● **WHAT YOU HAVE TO DO**: Pull every line with the word "subtitle" out of the entries below.
* START *
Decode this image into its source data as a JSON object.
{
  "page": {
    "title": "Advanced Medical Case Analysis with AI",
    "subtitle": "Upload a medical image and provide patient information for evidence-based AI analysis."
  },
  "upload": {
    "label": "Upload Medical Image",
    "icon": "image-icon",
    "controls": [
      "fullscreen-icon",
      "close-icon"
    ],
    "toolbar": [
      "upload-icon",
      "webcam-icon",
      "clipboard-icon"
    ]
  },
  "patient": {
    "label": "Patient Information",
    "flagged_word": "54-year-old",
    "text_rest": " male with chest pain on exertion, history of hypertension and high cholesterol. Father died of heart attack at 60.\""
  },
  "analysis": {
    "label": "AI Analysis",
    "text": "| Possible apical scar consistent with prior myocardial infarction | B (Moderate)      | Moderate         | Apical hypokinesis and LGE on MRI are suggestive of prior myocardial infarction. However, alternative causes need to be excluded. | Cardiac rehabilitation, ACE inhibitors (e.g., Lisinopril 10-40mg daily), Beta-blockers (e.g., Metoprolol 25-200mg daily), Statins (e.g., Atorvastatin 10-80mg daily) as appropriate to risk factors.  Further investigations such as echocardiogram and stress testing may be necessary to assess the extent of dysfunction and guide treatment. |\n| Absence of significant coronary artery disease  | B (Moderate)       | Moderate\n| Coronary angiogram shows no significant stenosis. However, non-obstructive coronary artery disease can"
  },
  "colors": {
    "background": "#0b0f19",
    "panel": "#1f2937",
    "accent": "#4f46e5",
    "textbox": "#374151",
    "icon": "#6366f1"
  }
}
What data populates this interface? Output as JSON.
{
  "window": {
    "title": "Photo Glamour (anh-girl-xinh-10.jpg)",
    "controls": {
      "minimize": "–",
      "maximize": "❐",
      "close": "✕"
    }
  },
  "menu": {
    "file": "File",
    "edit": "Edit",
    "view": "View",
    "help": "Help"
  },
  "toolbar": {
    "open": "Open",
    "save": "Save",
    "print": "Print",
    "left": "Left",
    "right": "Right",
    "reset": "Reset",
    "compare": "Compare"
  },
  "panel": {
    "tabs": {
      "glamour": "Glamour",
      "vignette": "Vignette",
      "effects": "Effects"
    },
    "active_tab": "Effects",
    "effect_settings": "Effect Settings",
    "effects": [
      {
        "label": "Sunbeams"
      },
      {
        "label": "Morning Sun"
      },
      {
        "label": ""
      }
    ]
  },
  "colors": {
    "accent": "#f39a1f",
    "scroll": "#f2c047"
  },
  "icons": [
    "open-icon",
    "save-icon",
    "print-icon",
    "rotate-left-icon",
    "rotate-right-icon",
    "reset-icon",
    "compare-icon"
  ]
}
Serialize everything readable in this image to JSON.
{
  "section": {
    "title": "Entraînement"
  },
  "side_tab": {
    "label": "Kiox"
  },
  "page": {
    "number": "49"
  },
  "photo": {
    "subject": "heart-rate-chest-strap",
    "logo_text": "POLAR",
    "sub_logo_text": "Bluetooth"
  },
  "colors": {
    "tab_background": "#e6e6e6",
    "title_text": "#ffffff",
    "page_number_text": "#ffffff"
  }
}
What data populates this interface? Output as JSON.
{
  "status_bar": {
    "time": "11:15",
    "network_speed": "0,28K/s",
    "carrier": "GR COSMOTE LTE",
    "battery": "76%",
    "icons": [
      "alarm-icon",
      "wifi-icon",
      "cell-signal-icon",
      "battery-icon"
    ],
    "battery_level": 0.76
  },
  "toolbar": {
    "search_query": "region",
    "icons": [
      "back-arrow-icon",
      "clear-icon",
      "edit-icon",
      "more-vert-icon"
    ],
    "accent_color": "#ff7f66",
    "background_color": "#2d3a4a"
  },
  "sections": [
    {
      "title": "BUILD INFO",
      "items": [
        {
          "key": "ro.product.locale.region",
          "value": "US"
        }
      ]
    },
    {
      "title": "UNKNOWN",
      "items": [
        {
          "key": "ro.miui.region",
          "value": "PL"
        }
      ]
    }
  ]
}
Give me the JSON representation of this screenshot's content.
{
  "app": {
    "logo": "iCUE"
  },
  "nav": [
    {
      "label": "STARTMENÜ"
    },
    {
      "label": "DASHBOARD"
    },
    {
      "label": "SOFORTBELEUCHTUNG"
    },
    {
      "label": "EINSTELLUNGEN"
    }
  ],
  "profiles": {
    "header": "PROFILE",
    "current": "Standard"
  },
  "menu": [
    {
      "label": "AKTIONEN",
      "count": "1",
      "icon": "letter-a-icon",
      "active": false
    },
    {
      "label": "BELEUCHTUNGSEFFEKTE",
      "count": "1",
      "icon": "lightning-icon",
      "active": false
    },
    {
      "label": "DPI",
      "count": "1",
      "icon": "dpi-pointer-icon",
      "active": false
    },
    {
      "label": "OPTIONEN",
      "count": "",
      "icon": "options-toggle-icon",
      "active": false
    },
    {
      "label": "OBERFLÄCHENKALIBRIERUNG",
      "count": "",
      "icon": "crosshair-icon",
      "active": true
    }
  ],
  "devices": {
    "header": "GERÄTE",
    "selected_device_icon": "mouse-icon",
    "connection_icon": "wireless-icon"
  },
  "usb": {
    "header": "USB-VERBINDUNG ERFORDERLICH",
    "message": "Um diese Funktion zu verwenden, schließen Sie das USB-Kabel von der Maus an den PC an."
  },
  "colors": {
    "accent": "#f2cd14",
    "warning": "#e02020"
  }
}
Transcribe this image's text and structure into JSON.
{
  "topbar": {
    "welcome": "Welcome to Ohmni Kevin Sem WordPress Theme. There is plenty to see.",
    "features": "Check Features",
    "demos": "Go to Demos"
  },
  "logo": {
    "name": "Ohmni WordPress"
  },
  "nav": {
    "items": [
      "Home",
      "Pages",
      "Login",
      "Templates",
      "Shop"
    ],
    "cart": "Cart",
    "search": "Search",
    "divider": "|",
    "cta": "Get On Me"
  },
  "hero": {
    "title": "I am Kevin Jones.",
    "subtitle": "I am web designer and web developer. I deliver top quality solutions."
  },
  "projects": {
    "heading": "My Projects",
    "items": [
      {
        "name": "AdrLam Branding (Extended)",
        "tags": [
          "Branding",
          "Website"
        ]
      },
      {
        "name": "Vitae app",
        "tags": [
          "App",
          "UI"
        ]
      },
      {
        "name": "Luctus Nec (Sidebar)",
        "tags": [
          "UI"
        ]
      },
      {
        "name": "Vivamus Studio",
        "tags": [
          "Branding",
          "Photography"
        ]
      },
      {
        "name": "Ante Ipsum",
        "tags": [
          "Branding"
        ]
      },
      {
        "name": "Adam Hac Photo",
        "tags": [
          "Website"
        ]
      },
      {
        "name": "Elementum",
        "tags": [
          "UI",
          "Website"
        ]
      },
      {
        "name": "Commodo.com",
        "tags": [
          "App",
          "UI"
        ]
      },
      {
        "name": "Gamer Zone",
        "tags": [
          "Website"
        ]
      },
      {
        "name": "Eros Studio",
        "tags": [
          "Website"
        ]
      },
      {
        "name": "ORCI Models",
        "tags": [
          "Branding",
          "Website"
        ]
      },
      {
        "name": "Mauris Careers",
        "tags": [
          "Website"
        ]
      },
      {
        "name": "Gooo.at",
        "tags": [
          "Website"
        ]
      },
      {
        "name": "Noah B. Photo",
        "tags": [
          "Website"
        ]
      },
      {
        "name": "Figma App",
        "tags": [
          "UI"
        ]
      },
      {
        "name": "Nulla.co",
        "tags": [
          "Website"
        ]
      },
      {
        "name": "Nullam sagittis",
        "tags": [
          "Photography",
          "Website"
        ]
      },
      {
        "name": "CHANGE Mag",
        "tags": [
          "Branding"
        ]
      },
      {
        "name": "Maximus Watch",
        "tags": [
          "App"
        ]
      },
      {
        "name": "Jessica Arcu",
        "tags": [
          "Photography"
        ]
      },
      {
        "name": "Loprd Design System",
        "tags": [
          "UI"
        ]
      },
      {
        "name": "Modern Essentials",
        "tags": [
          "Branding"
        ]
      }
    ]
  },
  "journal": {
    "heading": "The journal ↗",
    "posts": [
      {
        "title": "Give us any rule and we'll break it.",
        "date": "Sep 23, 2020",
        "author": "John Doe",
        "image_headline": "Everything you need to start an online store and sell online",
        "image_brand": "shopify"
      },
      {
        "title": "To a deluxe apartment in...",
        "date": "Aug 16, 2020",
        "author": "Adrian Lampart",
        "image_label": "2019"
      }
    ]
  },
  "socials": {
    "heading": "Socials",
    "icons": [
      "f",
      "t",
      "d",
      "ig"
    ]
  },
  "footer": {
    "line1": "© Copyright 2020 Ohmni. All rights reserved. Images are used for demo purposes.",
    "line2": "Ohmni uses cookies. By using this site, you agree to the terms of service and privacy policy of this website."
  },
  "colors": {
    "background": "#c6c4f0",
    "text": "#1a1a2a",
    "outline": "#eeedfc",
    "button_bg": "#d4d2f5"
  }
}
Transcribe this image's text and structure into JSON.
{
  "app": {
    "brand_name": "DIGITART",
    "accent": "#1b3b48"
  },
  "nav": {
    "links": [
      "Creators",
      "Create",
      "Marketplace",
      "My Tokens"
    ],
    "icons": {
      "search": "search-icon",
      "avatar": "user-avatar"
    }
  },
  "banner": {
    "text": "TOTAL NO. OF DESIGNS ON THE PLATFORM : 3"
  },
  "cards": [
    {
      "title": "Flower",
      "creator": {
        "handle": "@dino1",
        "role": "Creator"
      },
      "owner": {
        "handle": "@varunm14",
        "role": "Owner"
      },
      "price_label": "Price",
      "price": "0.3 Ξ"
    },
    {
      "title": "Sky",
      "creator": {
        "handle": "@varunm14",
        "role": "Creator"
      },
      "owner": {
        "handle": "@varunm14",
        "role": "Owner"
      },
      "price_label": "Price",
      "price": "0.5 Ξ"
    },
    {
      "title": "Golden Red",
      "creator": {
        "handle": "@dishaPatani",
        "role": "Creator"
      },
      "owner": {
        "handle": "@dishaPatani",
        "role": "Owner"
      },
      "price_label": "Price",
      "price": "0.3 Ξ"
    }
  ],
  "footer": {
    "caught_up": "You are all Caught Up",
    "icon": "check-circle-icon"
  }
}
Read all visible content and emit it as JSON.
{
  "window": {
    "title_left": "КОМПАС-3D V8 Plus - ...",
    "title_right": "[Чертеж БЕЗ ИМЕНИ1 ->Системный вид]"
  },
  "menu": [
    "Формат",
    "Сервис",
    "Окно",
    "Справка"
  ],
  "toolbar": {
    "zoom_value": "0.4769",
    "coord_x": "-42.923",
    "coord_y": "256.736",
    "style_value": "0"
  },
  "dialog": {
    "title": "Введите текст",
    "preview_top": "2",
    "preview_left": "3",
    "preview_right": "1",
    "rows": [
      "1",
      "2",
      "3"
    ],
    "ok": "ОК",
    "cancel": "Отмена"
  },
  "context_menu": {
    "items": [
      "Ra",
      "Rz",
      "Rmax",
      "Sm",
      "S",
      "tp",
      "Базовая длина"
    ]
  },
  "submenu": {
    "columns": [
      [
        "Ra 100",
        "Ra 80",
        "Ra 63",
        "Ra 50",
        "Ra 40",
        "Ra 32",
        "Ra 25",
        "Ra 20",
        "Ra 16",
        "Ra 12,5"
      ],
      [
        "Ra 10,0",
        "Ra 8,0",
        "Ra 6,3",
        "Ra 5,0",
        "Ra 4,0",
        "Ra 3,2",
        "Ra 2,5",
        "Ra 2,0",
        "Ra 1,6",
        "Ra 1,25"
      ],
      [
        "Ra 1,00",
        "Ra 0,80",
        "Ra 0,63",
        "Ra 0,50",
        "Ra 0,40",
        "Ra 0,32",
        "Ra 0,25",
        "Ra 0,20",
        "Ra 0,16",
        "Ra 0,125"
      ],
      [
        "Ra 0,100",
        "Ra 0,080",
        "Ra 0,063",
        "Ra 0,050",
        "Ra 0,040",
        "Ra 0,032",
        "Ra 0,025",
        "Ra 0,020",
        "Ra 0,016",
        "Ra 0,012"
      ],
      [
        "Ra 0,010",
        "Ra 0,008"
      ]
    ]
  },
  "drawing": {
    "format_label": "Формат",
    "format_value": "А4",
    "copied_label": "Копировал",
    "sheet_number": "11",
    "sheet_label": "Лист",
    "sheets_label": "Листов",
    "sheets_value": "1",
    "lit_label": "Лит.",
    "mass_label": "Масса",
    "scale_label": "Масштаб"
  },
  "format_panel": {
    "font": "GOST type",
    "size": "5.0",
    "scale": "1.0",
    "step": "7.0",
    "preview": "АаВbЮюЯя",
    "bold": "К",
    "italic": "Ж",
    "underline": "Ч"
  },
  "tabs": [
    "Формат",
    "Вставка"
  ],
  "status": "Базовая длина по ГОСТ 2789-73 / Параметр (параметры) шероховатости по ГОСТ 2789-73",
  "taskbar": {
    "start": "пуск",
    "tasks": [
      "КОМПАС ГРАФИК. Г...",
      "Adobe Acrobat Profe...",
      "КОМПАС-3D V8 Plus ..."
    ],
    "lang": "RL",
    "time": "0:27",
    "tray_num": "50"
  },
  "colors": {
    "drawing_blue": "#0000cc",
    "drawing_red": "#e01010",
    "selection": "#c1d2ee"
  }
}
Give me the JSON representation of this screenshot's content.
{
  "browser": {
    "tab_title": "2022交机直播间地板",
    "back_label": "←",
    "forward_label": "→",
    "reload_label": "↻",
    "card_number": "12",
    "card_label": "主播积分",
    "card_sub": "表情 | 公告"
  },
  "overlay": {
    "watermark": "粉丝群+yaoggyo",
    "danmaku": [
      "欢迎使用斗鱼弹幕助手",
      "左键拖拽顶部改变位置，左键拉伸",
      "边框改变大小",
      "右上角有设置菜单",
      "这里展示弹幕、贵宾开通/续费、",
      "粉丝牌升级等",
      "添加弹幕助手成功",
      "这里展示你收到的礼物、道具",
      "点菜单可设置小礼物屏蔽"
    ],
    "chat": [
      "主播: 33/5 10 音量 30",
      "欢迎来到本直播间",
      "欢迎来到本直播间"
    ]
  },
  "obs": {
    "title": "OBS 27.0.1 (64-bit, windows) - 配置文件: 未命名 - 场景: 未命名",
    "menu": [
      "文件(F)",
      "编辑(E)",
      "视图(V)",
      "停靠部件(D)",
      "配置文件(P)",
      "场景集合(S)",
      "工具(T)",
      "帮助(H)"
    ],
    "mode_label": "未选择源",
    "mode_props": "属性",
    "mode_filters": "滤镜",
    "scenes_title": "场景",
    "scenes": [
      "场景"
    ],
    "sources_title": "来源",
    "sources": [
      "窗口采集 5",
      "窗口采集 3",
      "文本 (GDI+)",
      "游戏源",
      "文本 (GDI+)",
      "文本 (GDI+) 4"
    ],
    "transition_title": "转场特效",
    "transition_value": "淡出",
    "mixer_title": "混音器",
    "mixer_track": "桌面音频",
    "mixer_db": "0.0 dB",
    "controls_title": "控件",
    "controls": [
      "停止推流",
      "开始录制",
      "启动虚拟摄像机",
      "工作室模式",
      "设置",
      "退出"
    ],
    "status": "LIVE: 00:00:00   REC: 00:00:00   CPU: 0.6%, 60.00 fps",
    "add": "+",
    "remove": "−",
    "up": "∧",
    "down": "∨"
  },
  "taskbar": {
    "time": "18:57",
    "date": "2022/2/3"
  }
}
* END *
● **FINAL RESULT**:
    "subtitle": "Upload a medical image and provide patient information for evidence-based AI analysis."
    "subtitle": "I am web designer and web developer. I deliver top quality solutions."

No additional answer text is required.